Instructions to follow:
Copy verbatim every line from the first one down to and including the line containing "legend-label: ActiCHO P, Feed A&B, FunctionMAX".

Given data:
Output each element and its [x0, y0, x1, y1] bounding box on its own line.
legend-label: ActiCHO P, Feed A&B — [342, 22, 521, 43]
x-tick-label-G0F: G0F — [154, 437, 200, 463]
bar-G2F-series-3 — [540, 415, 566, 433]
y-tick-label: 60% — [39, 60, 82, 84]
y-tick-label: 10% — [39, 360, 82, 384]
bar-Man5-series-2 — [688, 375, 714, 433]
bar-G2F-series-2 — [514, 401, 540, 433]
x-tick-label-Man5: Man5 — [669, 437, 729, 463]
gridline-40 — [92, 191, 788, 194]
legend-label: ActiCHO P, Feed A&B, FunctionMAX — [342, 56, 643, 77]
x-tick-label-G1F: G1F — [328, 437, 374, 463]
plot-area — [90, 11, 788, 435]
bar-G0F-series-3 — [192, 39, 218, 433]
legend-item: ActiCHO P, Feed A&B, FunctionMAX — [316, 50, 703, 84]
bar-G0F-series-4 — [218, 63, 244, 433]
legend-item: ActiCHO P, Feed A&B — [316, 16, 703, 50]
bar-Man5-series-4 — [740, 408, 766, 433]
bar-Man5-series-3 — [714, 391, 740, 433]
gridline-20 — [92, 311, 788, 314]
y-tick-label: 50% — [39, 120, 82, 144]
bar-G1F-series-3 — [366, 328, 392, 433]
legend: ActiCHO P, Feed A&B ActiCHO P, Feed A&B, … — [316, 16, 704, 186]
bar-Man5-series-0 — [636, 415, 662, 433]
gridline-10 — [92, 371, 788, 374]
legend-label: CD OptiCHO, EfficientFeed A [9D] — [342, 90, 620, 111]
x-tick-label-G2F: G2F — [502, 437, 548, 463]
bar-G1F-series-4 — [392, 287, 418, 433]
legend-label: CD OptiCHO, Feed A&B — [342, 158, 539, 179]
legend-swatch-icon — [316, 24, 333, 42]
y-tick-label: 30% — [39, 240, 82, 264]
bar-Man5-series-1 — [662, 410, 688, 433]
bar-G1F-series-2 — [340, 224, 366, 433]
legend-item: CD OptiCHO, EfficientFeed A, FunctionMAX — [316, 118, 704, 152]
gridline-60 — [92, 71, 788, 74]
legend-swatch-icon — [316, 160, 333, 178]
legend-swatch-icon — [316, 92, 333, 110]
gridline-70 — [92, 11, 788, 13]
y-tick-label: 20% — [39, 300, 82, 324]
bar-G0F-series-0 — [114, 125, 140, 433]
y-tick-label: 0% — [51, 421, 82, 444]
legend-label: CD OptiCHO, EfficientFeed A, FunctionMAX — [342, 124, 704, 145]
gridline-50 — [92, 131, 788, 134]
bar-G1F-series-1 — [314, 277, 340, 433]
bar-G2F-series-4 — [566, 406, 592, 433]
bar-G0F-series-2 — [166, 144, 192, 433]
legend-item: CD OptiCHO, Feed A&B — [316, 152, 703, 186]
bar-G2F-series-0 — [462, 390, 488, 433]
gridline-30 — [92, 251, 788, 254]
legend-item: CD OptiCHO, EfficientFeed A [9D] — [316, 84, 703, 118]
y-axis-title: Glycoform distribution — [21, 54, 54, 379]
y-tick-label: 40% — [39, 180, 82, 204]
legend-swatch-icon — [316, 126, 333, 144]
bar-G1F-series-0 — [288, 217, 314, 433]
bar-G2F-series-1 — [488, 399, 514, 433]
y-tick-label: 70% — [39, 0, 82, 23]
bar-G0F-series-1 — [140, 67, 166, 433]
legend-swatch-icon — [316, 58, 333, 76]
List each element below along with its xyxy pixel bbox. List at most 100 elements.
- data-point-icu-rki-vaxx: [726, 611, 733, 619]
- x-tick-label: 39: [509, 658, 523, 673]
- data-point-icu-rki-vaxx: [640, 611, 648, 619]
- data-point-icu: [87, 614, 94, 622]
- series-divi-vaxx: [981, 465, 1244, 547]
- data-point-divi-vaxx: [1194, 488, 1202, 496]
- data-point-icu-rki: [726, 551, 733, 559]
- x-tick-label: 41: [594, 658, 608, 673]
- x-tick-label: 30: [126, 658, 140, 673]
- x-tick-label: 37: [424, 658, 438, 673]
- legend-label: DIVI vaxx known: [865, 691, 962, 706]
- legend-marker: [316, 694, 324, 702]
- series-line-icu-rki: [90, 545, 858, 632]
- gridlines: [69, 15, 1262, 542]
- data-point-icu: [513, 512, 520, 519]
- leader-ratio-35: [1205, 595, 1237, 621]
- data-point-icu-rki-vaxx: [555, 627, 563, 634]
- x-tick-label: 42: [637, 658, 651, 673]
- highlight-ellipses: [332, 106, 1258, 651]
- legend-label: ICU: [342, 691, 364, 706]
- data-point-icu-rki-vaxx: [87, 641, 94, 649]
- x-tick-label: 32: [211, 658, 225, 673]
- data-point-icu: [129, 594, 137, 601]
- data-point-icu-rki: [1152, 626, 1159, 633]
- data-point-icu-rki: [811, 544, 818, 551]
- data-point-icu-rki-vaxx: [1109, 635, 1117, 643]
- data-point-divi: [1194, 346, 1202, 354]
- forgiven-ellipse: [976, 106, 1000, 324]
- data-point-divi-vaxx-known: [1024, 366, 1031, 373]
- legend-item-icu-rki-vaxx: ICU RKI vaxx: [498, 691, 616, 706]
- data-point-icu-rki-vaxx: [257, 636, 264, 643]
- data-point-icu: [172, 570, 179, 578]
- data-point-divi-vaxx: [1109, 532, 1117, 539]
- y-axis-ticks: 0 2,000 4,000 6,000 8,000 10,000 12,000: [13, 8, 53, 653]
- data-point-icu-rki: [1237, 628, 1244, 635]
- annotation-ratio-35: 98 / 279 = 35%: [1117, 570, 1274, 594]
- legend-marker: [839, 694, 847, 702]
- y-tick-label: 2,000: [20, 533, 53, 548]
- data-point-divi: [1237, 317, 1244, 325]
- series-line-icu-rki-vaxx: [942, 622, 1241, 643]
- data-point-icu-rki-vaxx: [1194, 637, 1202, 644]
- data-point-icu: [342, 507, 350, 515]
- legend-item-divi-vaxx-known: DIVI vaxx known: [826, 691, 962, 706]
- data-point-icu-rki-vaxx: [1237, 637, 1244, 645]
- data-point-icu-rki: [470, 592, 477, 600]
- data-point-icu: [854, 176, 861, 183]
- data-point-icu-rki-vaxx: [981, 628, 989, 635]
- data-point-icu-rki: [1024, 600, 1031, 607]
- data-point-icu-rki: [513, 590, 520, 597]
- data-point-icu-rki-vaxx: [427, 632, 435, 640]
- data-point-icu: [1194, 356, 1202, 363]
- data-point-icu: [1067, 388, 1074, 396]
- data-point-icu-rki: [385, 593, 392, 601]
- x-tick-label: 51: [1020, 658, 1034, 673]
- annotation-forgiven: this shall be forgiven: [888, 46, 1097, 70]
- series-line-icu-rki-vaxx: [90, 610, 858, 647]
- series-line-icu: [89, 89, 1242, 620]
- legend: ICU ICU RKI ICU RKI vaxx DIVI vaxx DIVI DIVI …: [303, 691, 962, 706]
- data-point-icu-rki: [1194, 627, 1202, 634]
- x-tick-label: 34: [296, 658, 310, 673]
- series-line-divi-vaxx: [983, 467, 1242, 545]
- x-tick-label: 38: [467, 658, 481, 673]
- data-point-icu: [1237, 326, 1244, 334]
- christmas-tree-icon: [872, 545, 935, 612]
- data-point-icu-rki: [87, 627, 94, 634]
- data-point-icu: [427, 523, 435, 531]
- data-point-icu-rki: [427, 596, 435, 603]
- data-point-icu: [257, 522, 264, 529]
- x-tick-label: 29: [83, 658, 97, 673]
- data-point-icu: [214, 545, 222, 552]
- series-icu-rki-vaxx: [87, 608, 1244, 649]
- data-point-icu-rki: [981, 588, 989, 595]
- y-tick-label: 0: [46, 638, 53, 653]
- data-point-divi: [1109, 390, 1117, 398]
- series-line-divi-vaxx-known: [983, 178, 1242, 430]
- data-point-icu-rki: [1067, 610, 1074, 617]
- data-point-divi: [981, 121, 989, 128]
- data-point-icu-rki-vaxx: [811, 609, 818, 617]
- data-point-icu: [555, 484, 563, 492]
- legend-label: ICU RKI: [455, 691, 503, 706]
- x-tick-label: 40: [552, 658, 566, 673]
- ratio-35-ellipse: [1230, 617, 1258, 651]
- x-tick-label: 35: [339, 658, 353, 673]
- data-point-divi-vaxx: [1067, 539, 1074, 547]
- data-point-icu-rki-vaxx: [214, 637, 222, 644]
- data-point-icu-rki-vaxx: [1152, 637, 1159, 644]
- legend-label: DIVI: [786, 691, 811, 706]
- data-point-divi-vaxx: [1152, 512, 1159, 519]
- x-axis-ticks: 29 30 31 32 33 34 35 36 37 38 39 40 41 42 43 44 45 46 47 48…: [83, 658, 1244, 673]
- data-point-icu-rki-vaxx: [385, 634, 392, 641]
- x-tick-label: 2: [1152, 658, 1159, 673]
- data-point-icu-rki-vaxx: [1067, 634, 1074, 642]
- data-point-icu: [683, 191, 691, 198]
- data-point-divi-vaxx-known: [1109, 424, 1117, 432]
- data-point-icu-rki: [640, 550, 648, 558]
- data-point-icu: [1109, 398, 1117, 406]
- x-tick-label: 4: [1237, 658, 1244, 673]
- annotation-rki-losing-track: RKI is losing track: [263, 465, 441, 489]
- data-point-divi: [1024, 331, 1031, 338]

Exercise answer:
Output each element and its [x0, y0, x1, y1] bounding box on its own line.
legend-label: ActiCHO P, Feed A&B — [342, 22, 521, 43]
x-tick-label-G0F: G0F — [154, 437, 200, 463]
bar-G2F-series-3 — [540, 415, 566, 433]
y-tick-label: 60% — [39, 60, 82, 84]
y-tick-label: 10% — [39, 360, 82, 384]
bar-Man5-series-2 — [688, 375, 714, 433]
bar-G2F-series-2 — [514, 401, 540, 433]
x-tick-label-Man5: Man5 — [669, 437, 729, 463]
gridline-40 — [92, 191, 788, 194]
legend-label: ActiCHO P, Feed A&B, FunctionMAX — [342, 56, 643, 77]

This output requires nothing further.